◆ Written request ◆
Seek out every line containing the word "cada", and copy each.

* BEGIN *

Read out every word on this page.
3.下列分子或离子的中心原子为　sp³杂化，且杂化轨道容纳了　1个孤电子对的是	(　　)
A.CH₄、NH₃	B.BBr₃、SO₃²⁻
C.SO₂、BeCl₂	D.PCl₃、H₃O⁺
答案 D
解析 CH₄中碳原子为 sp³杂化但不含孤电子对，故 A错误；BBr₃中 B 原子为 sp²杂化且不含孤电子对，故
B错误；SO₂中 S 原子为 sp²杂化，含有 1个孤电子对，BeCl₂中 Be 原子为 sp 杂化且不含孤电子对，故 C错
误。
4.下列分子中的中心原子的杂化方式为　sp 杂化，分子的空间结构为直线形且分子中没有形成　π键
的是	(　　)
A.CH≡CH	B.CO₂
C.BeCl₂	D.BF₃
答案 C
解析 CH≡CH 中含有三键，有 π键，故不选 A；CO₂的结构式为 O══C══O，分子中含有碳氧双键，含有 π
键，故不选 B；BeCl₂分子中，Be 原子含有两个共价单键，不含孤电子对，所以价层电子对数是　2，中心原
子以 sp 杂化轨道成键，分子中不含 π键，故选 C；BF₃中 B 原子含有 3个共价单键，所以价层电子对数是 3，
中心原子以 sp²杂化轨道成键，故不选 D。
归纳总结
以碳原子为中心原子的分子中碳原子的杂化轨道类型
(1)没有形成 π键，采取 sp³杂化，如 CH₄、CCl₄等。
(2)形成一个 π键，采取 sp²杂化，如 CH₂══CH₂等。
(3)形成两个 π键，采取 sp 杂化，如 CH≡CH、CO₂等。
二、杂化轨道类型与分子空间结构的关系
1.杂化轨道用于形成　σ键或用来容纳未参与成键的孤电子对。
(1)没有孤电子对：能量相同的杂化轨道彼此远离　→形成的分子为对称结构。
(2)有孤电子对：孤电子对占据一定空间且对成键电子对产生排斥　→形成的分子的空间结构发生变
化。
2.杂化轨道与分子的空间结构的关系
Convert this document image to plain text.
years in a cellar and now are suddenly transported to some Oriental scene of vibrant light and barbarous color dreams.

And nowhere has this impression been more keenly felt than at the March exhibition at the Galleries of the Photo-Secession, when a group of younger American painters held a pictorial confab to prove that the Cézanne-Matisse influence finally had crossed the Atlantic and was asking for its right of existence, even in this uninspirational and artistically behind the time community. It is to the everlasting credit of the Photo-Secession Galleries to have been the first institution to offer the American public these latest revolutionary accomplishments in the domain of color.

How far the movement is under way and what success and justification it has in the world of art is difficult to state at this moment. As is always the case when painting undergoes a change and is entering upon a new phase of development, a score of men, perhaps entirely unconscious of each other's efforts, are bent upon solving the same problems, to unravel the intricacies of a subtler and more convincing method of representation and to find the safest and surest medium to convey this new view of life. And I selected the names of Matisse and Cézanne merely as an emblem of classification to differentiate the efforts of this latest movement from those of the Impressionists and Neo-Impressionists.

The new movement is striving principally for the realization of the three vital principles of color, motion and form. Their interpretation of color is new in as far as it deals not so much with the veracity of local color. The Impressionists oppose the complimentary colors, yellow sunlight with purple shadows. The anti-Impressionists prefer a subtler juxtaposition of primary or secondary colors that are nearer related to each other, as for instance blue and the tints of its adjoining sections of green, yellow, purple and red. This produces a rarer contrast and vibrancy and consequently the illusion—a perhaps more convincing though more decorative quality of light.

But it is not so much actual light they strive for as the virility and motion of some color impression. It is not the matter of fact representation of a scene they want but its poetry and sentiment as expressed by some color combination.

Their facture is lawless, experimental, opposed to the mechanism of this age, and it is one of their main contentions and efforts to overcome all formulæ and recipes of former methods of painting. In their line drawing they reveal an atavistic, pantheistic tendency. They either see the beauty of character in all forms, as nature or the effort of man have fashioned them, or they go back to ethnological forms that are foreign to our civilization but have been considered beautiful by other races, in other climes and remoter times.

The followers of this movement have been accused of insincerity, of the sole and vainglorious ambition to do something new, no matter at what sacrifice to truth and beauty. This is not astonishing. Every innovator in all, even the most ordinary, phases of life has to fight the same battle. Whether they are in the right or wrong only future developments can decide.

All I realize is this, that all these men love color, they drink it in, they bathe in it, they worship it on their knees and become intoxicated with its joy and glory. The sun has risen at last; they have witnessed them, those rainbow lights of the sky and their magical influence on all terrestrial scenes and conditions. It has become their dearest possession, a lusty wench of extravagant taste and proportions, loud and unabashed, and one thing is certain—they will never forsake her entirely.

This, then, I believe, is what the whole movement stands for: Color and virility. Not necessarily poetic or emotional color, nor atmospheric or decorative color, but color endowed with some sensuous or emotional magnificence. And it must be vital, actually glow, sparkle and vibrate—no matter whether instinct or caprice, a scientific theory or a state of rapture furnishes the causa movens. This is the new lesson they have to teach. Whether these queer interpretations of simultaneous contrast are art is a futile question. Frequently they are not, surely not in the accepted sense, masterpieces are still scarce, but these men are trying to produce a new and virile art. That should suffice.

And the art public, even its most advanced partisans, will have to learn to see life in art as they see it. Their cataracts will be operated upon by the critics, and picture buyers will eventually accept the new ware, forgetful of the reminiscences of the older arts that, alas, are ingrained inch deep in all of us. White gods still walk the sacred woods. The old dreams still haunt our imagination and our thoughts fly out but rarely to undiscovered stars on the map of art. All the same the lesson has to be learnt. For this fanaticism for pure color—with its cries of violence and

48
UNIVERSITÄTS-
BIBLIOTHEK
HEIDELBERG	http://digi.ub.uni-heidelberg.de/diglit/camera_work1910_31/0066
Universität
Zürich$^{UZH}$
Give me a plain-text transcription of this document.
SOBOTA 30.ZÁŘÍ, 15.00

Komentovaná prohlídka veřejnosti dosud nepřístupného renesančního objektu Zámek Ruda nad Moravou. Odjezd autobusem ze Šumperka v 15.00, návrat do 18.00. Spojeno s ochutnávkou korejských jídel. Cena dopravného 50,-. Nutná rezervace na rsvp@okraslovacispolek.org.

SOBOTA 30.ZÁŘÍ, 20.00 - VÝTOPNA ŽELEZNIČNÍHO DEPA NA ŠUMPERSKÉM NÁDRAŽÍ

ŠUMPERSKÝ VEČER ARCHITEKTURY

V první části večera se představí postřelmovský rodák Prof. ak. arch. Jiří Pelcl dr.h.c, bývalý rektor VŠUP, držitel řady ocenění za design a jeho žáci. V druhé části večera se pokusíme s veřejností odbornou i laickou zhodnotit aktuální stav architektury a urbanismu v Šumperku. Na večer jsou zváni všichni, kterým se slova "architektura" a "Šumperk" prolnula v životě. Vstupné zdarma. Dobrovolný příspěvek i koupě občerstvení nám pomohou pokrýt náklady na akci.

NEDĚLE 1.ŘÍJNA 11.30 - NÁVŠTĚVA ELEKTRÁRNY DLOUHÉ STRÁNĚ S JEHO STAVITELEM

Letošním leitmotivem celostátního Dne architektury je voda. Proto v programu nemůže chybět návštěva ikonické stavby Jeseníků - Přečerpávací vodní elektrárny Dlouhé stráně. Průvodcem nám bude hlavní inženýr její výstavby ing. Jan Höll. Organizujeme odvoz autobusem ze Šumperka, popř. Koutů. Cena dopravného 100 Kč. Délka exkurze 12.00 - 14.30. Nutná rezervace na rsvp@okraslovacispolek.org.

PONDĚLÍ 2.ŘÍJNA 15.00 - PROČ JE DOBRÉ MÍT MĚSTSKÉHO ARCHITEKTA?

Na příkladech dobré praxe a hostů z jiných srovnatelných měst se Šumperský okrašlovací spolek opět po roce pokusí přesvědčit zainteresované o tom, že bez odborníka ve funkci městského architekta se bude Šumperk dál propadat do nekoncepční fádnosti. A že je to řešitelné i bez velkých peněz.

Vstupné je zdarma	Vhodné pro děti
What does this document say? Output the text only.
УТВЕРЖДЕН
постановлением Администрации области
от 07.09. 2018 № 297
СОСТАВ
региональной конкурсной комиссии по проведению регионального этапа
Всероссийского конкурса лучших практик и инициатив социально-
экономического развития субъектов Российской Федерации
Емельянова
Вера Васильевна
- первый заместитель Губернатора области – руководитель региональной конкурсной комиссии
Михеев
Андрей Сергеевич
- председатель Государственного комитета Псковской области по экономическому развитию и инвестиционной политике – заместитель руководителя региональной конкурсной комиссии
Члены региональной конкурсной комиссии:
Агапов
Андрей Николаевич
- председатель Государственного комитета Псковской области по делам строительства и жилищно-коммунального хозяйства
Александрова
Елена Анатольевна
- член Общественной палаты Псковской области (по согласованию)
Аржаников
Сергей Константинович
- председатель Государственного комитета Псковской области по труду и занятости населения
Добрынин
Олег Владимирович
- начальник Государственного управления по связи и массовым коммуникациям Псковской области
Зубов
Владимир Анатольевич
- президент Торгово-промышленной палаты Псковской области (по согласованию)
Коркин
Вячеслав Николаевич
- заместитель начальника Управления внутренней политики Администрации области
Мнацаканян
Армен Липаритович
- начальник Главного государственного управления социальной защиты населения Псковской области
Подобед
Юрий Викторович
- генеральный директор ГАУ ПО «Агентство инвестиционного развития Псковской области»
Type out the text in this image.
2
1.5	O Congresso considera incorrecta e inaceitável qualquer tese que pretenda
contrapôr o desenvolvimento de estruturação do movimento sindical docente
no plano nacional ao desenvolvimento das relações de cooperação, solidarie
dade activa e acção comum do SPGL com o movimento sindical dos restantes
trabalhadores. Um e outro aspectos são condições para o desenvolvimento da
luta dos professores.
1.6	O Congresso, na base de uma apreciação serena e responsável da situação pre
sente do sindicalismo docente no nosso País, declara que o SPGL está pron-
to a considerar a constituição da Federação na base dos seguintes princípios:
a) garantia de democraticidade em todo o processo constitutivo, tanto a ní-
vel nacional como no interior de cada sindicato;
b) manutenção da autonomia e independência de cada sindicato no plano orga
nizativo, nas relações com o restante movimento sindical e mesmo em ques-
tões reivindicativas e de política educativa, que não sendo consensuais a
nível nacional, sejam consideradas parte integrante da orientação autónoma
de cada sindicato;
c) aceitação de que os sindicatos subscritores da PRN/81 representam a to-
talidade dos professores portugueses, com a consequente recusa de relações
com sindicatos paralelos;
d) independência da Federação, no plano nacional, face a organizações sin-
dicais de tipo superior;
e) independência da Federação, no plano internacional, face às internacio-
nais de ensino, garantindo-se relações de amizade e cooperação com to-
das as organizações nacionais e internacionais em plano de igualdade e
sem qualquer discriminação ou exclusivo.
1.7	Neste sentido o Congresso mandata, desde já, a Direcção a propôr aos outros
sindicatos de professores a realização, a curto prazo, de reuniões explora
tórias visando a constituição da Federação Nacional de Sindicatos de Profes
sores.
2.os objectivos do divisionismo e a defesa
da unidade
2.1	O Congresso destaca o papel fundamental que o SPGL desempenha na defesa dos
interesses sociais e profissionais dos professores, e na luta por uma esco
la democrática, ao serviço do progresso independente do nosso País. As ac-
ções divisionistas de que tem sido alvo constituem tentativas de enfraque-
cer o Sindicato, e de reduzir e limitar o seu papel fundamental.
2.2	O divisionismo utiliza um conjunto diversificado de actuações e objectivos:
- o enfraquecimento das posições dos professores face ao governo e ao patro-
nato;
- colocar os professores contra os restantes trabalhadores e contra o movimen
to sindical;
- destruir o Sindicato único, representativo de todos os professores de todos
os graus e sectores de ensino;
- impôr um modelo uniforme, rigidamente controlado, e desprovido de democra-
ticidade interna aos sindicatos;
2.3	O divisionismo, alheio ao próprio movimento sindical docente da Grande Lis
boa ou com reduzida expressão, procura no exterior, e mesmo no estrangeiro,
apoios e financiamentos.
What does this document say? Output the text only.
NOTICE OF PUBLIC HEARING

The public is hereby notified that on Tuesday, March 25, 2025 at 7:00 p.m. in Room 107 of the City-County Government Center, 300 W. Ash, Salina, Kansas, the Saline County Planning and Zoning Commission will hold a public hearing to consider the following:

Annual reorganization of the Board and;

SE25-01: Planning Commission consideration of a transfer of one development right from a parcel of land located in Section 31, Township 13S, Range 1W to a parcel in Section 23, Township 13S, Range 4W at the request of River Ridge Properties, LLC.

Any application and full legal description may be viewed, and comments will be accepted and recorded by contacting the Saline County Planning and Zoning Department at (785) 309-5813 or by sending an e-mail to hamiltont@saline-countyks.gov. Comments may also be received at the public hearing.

* END *

◆ Response to this exercise ◆
vel nacional como no interior de cada sindicato;
b) manutenção da autonomia e independência de cada sindicato no plano orga
de cada sindicato;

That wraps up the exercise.